Stored rows:
BEGIN

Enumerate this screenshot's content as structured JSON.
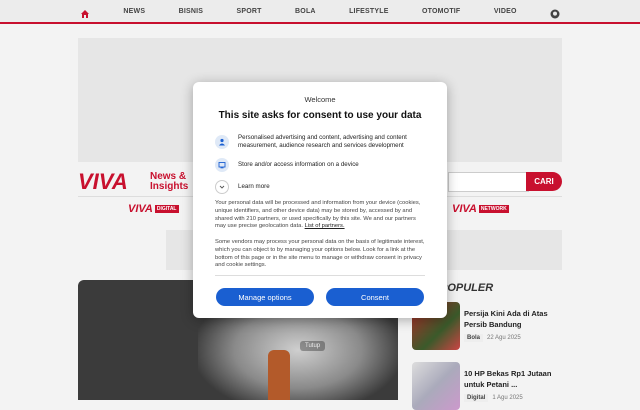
{
  "nav": {
    "items": [
      "NEWS",
      "BISNIS",
      "SPORT",
      "BOLA",
      "LIFESTYLE",
      "OTOMOTIF",
      "VIDEO"
    ]
  },
  "brand": {
    "logo": "VIVA",
    "tagline_1": "News &",
    "tagline_2": "Insights",
    "search_button": "CARI",
    "accent": "#c8102e"
  },
  "sub_brands": [
    {
      "logo": "VIVA",
      "tag": "DIGITAL"
    },
    {
      "logo": "VIVA",
      "tag": "NETWORK"
    }
  ],
  "hero": {
    "close_label": "Tutup"
  },
  "sidebar": {
    "heading": "POPULER",
    "articles": [
      {
        "title": "Persija Kini Ada di Atas Persib Bandung",
        "category": "Bola",
        "date": "22 Agu 2025"
      },
      {
        "title": "10 HP Bekas Rp1 Jutaan untuk Petani ...",
        "category": "Digital",
        "date": "1 Agu 2025"
      }
    ]
  },
  "consent": {
    "welcome": "Welcome",
    "title": "This site asks for consent to use your data",
    "purpose_1": "Personalised advertising and content, advertising and content measurement, audience research and services development",
    "purpose_2": "Store and/or access information on a device",
    "learn_more": "Learn more",
    "para_1": "Your personal data will be processed and information from your device (cookies, unique identifiers, and other device data) may be stored by, accessed by and shared with 210 partners, or used specifically by this site. We and our partners may use precise geolocation data.",
    "partners_link": "List of partners.",
    "para_2": "Some vendors may process your personal data on the basis of legitimate interest, which you can object to by managing your options below. Look for a link at the bottom of this page or in the site menu to manage or withdraw consent in privacy and cookie settings.",
    "manage_button": "Manage options",
    "consent_button": "Consent",
    "button_color": "#1a5fd1"
  }
}
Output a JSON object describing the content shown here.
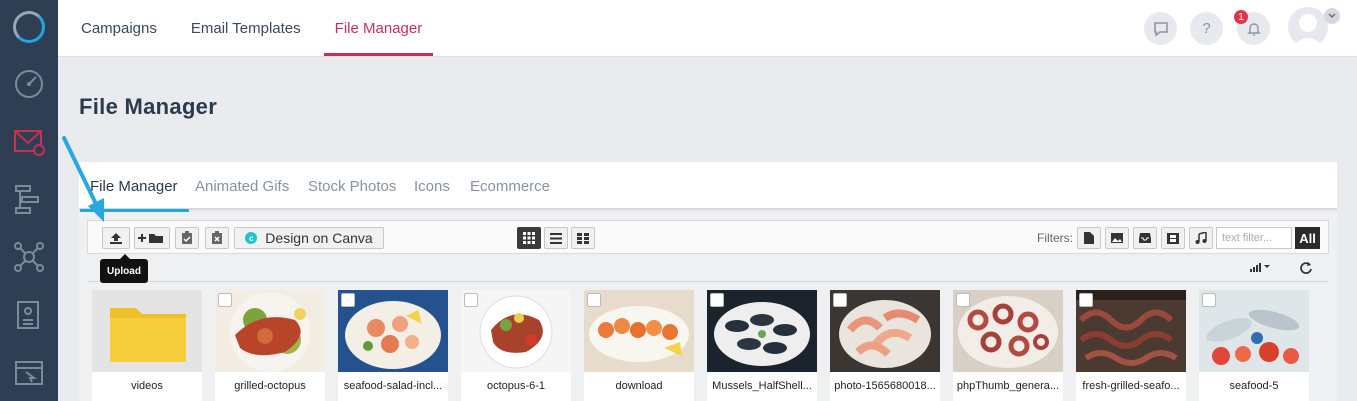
{
  "topnav": {
    "items": [
      "Campaigns",
      "Email Templates",
      "File Manager"
    ],
    "active_index": 2
  },
  "header": {
    "notification_count": "1",
    "help_icon": "?"
  },
  "page": {
    "title": "File Manager"
  },
  "tabs": [
    "File Manager",
    "Animated Gifs",
    "Stock Photos",
    "Icons",
    "Ecommerce"
  ],
  "toolbar": {
    "canva_label": "Design on Canva",
    "canva_logo_letter": "c",
    "filters_label": "Filters:",
    "text_filter_placeholder": "text filter...",
    "all_label": "All",
    "upload_tooltip": "Upload"
  },
  "files": [
    {
      "name": "videos",
      "type": "folder"
    },
    {
      "name": "grilled-octopus",
      "type": "image"
    },
    {
      "name": "seafood-salad-incl...",
      "type": "image"
    },
    {
      "name": "octopus-6-1",
      "type": "image"
    },
    {
      "name": "download",
      "type": "image"
    },
    {
      "name": "Mussels_HalfShell...",
      "type": "image"
    },
    {
      "name": "photo-1565680018...",
      "type": "image"
    },
    {
      "name": "phpThumb_genera...",
      "type": "image"
    },
    {
      "name": "fresh-grilled-seafo...",
      "type": "image"
    },
    {
      "name": "seafood-5",
      "type": "image"
    }
  ],
  "colors": {
    "sidebar": "#2f3f53",
    "accent_active": "#c4305d",
    "tab_accent": "#1ea7e1",
    "folder": "#f7cf3c"
  }
}
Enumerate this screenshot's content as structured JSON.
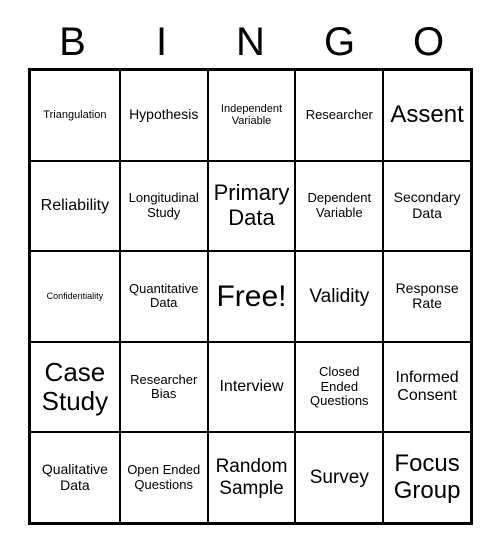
{
  "card": {
    "title": "BINGO",
    "header_letters": [
      "B",
      "I",
      "N",
      "G",
      "O"
    ],
    "free_space_label": "Free!",
    "colors": {
      "background": "#ffffff",
      "text": "#000000",
      "border": "#000000"
    },
    "grid": {
      "rows": 5,
      "columns": 5,
      "cells": [
        [
          {
            "text": "Triangulation",
            "size": "fs-s"
          },
          {
            "text": "Hypothesis",
            "size": "fs-ml"
          },
          {
            "text": "Independent Variable",
            "size": "fs-s"
          },
          {
            "text": "Researcher",
            "size": "fs-m"
          },
          {
            "text": "Assent",
            "size": "fs-h"
          }
        ],
        [
          {
            "text": "Reliability",
            "size": "fs-l"
          },
          {
            "text": "Longitudinal Study",
            "size": "fs-m"
          },
          {
            "text": "Primary Data",
            "size": "fs-xxl"
          },
          {
            "text": "Dependent Variable",
            "size": "fs-m"
          },
          {
            "text": "Secondary Data",
            "size": "fs-ml"
          }
        ],
        [
          {
            "text": "Confidentiality",
            "size": "fs-xs"
          },
          {
            "text": "Quantitative Data",
            "size": "fs-m"
          },
          {
            "text": "Free!",
            "size": "fs-max"
          },
          {
            "text": "Validity",
            "size": "fs-xl"
          },
          {
            "text": "Response Rate",
            "size": "fs-ml"
          }
        ],
        [
          {
            "text": "Case Study",
            "size": "fs-hh"
          },
          {
            "text": "Researcher Bias",
            "size": "fs-m"
          },
          {
            "text": "Interview",
            "size": "fs-l"
          },
          {
            "text": "Closed Ended Questions",
            "size": "fs-m"
          },
          {
            "text": "Informed Consent",
            "size": "fs-l"
          }
        ],
        [
          {
            "text": "Qualitative Data",
            "size": "fs-ml"
          },
          {
            "text": "Open Ended Questions",
            "size": "fs-m"
          },
          {
            "text": "Random Sample",
            "size": "fs-xl"
          },
          {
            "text": "Survey",
            "size": "fs-xl"
          },
          {
            "text": "Focus Group",
            "size": "fs-h"
          }
        ]
      ]
    }
  }
}
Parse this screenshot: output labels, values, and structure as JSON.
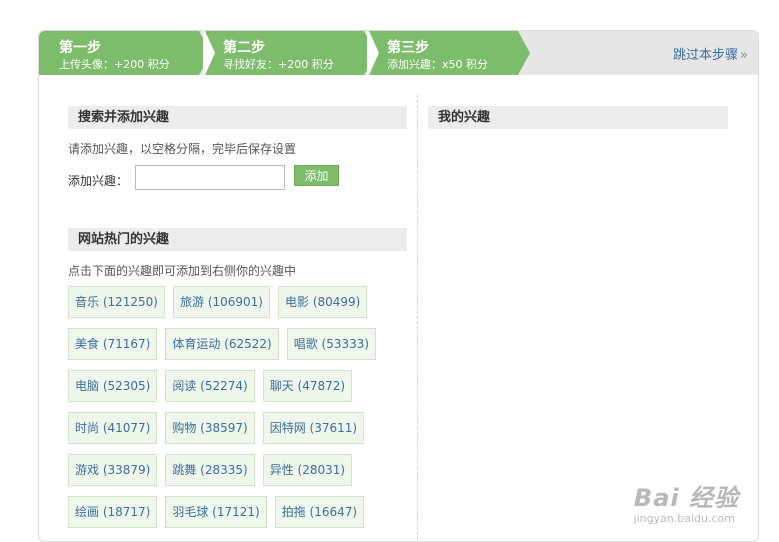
{
  "steps": [
    {
      "title": "第一步",
      "sub": "上传头像：+200 积分"
    },
    {
      "title": "第二步",
      "sub": "寻找好友：+200 积分"
    },
    {
      "title": "第三步",
      "sub": "添加兴趣：x50 积分"
    }
  ],
  "skip_label": "跳过本步骤",
  "skip_icon": "double-chevron-right",
  "search": {
    "heading": "搜索并添加兴趣",
    "hint": "请添加兴趣，以空格分隔，完毕后保存设置",
    "field_label": "添加兴趣：",
    "value": "",
    "button": "添加"
  },
  "my_interests": {
    "heading": "我的兴趣"
  },
  "hot": {
    "heading": "网站热门的兴趣",
    "hint": "点击下面的兴趣即可添加到右侧你的兴趣中",
    "rows": [
      [
        "音乐 (121250)",
        "旅游 (106901)",
        "电影 (80499)"
      ],
      [
        "美食 (71167)",
        "体育运动 (62522)",
        "唱歌 (53333)"
      ],
      [
        "电脑 (52305)",
        "阅读 (52274)",
        "聊天 (47872)"
      ],
      [
        "时尚 (41077)",
        "购物 (38597)",
        "因特网 (37611)"
      ],
      [
        "游戏 (33879)",
        "跳舞 (28335)",
        "异性 (28031)"
      ],
      [
        "绘画 (18717)",
        "羽毛球 (17121)",
        "拍拖 (16647)"
      ]
    ]
  },
  "watermark": {
    "main": "Bai 经验",
    "sub": "jingyan.baidu.com"
  },
  "colors": {
    "accent": "#7cbc6a",
    "link": "#3b6ea5",
    "header_bg": "#ececec"
  }
}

END

Required task: Take the listing above and print it exactly, apart from the pictures.

Exercise output:
Enumerate this screenshot's content as structured JSON.
{
  "nav": {
    "items": [
      "NEWS",
      "BISNIS",
      "SPORT",
      "BOLA",
      "LIFESTYLE",
      "OTOMOTIF",
      "VIDEO"
    ]
  },
  "brand": {
    "logo": "VIVA",
    "tagline_1": "News &",
    "tagline_2": "Insights",
    "search_button": "CARI",
    "accent": "#c8102e"
  },
  "sub_brands": [
    {
      "logo": "VIVA",
      "tag": "DIGITAL"
    },
    {
      "logo": "VIVA",
      "tag": "NETWORK"
    }
  ],
  "hero": {
    "close_label": "Tutup"
  },
  "sidebar": {
    "heading": "POPULER",
    "articles": [
      {
        "title": "Persija Kini Ada di Atas Persib Bandung",
        "category": "Bola",
        "date": "22 Agu 2025"
      },
      {
        "title": "10 HP Bekas Rp1 Jutaan untuk Petani ...",
        "category": "Digital",
        "date": "1 Agu 2025"
      }
    ]
  },
  "consent": {
    "welcome": "Welcome",
    "title": "This site asks for consent to use your data",
    "purpose_1": "Personalised advertising and content, advertising and content measurement, audience research and services development",
    "purpose_2": "Store and/or access information on a device",
    "learn_more": "Learn more",
    "para_1": "Your personal data will be processed and information from your device (cookies, unique identifiers, and other device data) may be stored by, accessed by and shared with 210 partners, or used specifically by this site. We and our partners may use precise geolocation data.",
    "partners_link": "List of partners.",
    "para_2": "Some vendors may process your personal data on the basis of legitimate interest, which you can object to by managing your options below. Look for a link at the bottom of this page or in the site menu to manage or withdraw consent in privacy and cookie settings.",
    "manage_button": "Manage options",
    "consent_button": "Consent",
    "button_color": "#1a5fd1"
  }
}
Output a JSON object describing the content shown here.
{
  "topnav": {
    "items": [
      "Campaigns",
      "Email Templates",
      "File Manager"
    ],
    "active_index": 2
  },
  "header": {
    "notification_count": "1",
    "help_icon": "?"
  },
  "page": {
    "title": "File Manager"
  },
  "tabs": [
    "File Manager",
    "Animated Gifs",
    "Stock Photos",
    "Icons",
    "Ecommerce"
  ],
  "toolbar": {
    "canva_label": "Design on Canva",
    "canva_logo_letter": "c",
    "filters_label": "Filters:",
    "text_filter_placeholder": "text filter...",
    "all_label": "All",
    "upload_tooltip": "Upload"
  },
  "files": [
    {
      "name": "videos",
      "type": "folder"
    },
    {
      "name": "grilled-octopus",
      "type": "image"
    },
    {
      "name": "seafood-salad-incl...",
      "type": "image"
    },
    {
      "name": "octopus-6-1",
      "type": "image"
    },
    {
      "name": "download",
      "type": "image"
    },
    {
      "name": "Mussels_HalfShell...",
      "type": "image"
    },
    {
      "name": "photo-1565680018...",
      "type": "image"
    },
    {
      "name": "phpThumb_genera...",
      "type": "image"
    },
    {
      "name": "fresh-grilled-seafo...",
      "type": "image"
    },
    {
      "name": "seafood-5",
      "type": "image"
    }
  ],
  "colors": {
    "sidebar": "#2f3f53",
    "accent_active": "#c4305d",
    "tab_accent": "#1ea7e1",
    "folder": "#f7cf3c"
  }
}
Enumerate this screenshot's content as structured JSON.
{
  "card": {
    "title": "BINGO",
    "header_letters": [
      "B",
      "I",
      "N",
      "G",
      "O"
    ],
    "free_space_label": "Free!",
    "colors": {
      "background": "#ffffff",
      "text": "#000000",
      "border": "#000000"
    },
    "grid": {
      "rows": 5,
      "columns": 5,
      "cells": [
        [
          {
            "text": "Triangulation",
            "size": "fs-s"
          },
          {
            "text": "Hypothesis",
            "size": "fs-ml"
          },
          {
            "text": "Independent Variable",
            "size": "fs-s"
          },
          {
            "text": "Researcher",
            "size": "fs-m"
          },
          {
            "text": "Assent",
            "size": "fs-h"
          }
        ],
        [
          {
            "text": "Reliability",
            "size": "fs-l"
          },
          {
            "text": "Longitudinal Study",
            "size": "fs-m"
          },
          {
            "text": "Primary Data",
            "size": "fs-xxl"
          },
          {
            "text": "Dependent Variable",
            "size": "fs-m"
          },
          {
            "text": "Secondary Data",
            "size": "fs-ml"
          }
        ],
        [
          {
            "text": "Confidentiality",
            "size": "fs-xs"
          },
          {
            "text": "Quantitative Data",
            "size": "fs-m"
          },
          {
            "text": "Free!",
            "size": "fs-max"
          },
          {
            "text": "Validity",
            "size": "fs-xl"
          },
          {
            "text": "Response Rate",
            "size": "fs-ml"
          }
        ],
        [
          {
            "text": "Case Study",
            "size": "fs-hh"
          },
          {
            "text": "Researcher Bias",
            "size": "fs-m"
          },
          {
            "text": "Interview",
            "size": "fs-l"
          },
          {
            "text": "Closed Ended Questions",
            "size": "fs-m"
          },
          {
            "text": "Informed Consent",
            "size": "fs-l"
          }
        ],
        [
          {
            "text": "Qualitative Data",
            "size": "fs-ml"
          },
          {
            "text": "Open Ended Questions",
            "size": "fs-m"
          },
          {
            "text": "Random Sample",
            "size": "fs-xl"
          },
          {
            "text": "Survey",
            "size": "fs-xl"
          },
          {
            "text": "Focus Group",
            "size": "fs-h"
          }
        ]
      ]
    }
  }
}
Parse this screenshot: output labels, values, and structure as JSON.
{
  "steps": [
    {
      "title": "第一步",
      "sub": "上传头像：+200 积分"
    },
    {
      "title": "第二步",
      "sub": "寻找好友：+200 积分"
    },
    {
      "title": "第三步",
      "sub": "添加兴趣：x50 积分"
    }
  ],
  "skip_label": "跳过本步骤",
  "skip_icon": "double-chevron-right",
  "search": {
    "heading": "搜索并添加兴趣",
    "hint": "请添加兴趣，以空格分隔，完毕后保存设置",
    "field_label": "添加兴趣：",
    "value": "",
    "button": "添加"
  },
  "my_interests": {
    "heading": "我的兴趣"
  },
  "hot": {
    "heading": "网站热门的兴趣",
    "hint": "点击下面的兴趣即可添加到右侧你的兴趣中",
    "rows": [
      [
        "音乐 (121250)",
        "旅游 (106901)",
        "电影 (80499)"
      ],
      [
        "美食 (71167)",
        "体育运动 (62522)",
        "唱歌 (53333)"
      ],
      [
        "电脑 (52305)",
        "阅读 (52274)",
        "聊天 (47872)"
      ],
      [
        "时尚 (41077)",
        "购物 (38597)",
        "因特网 (37611)"
      ],
      [
        "游戏 (33879)",
        "跳舞 (28335)",
        "异性 (28031)"
      ],
      [
        "绘画 (18717)",
        "羽毛球 (17121)",
        "拍拖 (16647)"
      ]
    ]
  },
  "watermark": {
    "main": "Bai 经验",
    "sub": "jingyan.baidu.com"
  },
  "colors": {
    "accent": "#7cbc6a",
    "link": "#3b6ea5",
    "header_bg": "#ececec"
  }
}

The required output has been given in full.